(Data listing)
━━━━━━
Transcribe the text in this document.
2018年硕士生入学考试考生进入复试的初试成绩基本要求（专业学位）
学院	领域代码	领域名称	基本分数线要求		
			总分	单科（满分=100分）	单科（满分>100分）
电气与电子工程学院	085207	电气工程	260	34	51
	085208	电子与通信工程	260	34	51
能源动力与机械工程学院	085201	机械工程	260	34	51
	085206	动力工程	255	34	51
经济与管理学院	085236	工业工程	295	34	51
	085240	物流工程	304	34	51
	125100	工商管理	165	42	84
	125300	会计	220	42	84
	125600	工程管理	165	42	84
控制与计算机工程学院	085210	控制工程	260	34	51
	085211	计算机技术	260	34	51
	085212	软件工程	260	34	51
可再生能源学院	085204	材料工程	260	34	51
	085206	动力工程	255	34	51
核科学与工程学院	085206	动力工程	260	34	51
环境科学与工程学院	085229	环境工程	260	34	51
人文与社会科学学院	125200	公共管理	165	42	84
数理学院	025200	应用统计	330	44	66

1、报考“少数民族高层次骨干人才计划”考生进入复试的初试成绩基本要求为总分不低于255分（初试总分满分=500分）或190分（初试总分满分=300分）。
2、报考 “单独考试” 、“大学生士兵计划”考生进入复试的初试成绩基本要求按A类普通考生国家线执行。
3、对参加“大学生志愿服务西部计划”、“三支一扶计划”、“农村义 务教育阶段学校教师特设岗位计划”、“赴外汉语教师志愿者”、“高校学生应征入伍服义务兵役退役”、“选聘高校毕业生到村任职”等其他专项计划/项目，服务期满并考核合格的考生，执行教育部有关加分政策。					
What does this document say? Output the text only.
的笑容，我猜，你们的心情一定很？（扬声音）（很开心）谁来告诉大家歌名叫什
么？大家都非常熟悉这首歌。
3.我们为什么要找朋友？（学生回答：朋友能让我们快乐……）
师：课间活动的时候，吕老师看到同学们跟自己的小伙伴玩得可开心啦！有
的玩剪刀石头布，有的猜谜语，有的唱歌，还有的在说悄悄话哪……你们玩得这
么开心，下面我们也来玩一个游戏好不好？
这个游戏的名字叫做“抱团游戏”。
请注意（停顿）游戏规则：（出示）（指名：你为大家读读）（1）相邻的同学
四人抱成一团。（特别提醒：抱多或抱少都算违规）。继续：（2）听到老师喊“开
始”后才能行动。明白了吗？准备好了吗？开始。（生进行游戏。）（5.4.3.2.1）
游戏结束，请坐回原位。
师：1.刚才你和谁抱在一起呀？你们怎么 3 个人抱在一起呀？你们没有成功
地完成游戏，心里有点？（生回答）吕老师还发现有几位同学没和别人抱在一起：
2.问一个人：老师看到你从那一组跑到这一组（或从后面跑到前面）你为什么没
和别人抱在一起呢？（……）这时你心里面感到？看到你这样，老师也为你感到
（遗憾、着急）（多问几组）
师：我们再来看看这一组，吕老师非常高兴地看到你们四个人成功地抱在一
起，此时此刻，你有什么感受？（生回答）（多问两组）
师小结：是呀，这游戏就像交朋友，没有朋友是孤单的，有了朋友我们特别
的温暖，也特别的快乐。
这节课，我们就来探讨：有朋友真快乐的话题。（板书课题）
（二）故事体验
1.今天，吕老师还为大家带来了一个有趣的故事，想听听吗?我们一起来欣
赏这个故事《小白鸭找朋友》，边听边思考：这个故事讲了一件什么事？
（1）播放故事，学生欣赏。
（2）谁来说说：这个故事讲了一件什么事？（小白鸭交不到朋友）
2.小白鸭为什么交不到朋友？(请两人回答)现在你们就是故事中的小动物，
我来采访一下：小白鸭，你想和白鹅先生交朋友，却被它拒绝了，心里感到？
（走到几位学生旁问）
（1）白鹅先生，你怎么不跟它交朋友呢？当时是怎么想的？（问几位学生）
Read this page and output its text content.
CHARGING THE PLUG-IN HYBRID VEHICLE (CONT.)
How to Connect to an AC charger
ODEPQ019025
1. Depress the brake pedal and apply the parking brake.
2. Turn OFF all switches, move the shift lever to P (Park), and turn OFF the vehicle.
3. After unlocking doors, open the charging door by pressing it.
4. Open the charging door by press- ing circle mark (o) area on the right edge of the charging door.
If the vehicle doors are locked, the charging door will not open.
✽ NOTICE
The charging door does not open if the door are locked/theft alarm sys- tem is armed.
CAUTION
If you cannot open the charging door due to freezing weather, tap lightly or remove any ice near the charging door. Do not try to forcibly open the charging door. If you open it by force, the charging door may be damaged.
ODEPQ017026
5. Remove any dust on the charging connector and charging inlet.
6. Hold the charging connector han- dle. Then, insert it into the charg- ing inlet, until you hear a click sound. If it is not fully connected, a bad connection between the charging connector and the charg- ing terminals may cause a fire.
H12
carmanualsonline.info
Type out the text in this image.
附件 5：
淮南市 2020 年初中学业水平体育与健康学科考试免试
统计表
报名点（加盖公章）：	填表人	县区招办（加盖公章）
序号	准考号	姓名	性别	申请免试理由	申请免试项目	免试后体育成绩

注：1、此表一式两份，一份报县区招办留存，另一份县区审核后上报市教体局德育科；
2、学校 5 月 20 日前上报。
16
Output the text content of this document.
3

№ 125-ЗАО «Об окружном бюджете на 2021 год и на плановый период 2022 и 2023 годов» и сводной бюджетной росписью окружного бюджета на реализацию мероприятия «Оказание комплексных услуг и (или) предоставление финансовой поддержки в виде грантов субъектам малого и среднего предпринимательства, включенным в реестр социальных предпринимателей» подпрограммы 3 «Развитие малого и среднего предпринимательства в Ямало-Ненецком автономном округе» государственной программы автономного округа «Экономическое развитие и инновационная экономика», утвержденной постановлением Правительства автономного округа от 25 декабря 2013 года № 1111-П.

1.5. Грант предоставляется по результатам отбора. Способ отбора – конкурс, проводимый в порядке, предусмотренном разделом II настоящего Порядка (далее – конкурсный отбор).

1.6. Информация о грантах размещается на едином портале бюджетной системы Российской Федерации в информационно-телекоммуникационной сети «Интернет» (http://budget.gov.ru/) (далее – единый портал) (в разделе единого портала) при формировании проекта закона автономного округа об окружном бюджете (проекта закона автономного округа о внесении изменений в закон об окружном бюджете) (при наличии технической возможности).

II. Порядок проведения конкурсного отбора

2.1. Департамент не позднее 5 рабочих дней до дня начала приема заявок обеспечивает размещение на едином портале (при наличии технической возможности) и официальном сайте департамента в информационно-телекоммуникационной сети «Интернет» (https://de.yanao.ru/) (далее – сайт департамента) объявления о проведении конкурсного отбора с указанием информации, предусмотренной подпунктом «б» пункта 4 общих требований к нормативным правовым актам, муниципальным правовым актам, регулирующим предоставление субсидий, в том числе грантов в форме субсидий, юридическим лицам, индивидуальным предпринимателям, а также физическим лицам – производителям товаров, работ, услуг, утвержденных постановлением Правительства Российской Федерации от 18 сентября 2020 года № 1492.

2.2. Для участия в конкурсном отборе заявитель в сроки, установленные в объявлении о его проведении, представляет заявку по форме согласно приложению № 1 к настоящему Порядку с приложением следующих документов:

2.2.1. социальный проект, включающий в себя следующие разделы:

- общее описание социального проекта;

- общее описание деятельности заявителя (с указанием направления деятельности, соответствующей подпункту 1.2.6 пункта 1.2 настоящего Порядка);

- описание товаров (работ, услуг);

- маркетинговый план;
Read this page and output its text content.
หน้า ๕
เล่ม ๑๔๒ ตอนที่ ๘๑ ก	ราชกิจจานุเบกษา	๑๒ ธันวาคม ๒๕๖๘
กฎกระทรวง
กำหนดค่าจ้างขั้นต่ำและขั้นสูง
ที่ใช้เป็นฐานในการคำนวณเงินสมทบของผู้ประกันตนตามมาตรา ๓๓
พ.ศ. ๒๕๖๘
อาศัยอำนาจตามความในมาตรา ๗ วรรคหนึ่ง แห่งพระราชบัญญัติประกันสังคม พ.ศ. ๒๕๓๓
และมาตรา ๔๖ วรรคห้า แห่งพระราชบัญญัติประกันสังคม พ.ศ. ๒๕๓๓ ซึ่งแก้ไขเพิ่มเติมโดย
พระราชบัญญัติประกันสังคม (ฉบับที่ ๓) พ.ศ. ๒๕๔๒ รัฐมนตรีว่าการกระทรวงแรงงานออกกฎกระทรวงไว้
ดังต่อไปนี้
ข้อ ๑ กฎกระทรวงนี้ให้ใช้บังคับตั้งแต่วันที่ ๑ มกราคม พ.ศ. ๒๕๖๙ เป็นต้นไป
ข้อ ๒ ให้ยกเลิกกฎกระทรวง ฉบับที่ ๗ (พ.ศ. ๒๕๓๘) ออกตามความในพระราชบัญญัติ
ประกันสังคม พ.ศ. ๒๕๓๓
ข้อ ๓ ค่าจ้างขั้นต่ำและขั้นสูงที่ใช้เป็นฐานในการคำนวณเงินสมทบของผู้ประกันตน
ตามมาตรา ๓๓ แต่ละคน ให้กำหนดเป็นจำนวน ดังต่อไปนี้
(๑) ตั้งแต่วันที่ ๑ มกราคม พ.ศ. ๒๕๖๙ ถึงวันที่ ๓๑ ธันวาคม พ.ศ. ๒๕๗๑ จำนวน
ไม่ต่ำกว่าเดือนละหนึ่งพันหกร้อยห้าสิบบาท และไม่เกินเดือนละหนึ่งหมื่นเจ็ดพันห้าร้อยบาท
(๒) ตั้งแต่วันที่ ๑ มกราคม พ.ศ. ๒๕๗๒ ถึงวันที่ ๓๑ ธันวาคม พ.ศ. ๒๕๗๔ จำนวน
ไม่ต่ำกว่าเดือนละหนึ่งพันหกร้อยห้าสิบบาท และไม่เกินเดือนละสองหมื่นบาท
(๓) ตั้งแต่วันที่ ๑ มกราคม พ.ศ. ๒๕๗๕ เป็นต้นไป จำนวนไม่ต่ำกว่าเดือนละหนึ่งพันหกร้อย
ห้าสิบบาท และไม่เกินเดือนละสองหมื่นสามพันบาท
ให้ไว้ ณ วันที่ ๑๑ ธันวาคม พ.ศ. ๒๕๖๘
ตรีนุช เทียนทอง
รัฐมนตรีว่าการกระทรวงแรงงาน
━━━━━━
Challenge:
Which lines hold the word "และไม"? Copy every one of them.

Solution for this exercise:
ไม่ต่ำกว่าเดือนละหนึ่งพันหกร้อยห้าสิบบาท และไม่เกินเดือนละหนึ่งหมื่นเจ็ดพันห้าร้อยบาท
ไม่ต่ำกว่าเดือนละหนึ่งพันหกร้อยห้าสิบบาท และไม่เกินเดือนละสองหมื่นบาท
ห้าสิบบาท และไม่เกินเดือนละสองหมื่นสามพันบาท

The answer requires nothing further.